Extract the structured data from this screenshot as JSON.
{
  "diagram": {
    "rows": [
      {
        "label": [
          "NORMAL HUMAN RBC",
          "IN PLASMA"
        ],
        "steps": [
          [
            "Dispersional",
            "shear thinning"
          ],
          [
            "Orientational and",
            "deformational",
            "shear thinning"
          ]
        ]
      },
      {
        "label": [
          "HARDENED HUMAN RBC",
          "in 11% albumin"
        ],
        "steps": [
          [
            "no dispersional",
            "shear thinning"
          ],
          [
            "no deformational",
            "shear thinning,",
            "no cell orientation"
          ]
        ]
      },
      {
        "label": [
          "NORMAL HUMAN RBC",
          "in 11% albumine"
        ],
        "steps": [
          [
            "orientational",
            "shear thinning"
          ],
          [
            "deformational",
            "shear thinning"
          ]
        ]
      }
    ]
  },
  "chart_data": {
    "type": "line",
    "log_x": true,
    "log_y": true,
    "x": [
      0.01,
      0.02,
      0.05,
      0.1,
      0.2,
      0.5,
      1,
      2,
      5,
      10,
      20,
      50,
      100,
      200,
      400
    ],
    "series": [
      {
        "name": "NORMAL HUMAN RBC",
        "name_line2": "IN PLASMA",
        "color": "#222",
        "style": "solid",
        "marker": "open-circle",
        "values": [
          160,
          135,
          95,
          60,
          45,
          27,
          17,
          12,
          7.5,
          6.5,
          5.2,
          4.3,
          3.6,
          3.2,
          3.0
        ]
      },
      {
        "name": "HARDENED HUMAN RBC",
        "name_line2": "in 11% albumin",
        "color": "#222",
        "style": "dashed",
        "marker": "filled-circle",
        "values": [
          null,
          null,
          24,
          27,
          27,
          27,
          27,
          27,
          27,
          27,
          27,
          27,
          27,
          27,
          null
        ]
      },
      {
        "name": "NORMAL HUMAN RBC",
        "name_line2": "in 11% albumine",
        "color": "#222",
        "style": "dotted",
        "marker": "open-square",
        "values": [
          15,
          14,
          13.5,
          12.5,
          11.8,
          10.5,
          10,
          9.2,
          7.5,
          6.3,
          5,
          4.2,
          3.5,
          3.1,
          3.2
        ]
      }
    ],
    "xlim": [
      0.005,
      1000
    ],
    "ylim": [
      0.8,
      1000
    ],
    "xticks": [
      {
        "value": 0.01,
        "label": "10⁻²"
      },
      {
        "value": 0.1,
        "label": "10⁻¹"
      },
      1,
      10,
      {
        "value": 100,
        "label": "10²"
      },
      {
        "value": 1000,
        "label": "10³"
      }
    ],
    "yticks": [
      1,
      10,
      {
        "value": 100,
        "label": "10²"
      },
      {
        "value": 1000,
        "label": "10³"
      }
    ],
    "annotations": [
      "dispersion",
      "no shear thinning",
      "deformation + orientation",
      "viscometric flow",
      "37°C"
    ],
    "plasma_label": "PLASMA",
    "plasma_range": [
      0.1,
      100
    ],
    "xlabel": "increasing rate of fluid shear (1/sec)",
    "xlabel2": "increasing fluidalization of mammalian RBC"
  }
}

What you are asked to do
Show every line that contains the word "marker".

Answer to this task
        "marker": "open-circle",
        "marker": "filled-circle",
        "marker": "open-square",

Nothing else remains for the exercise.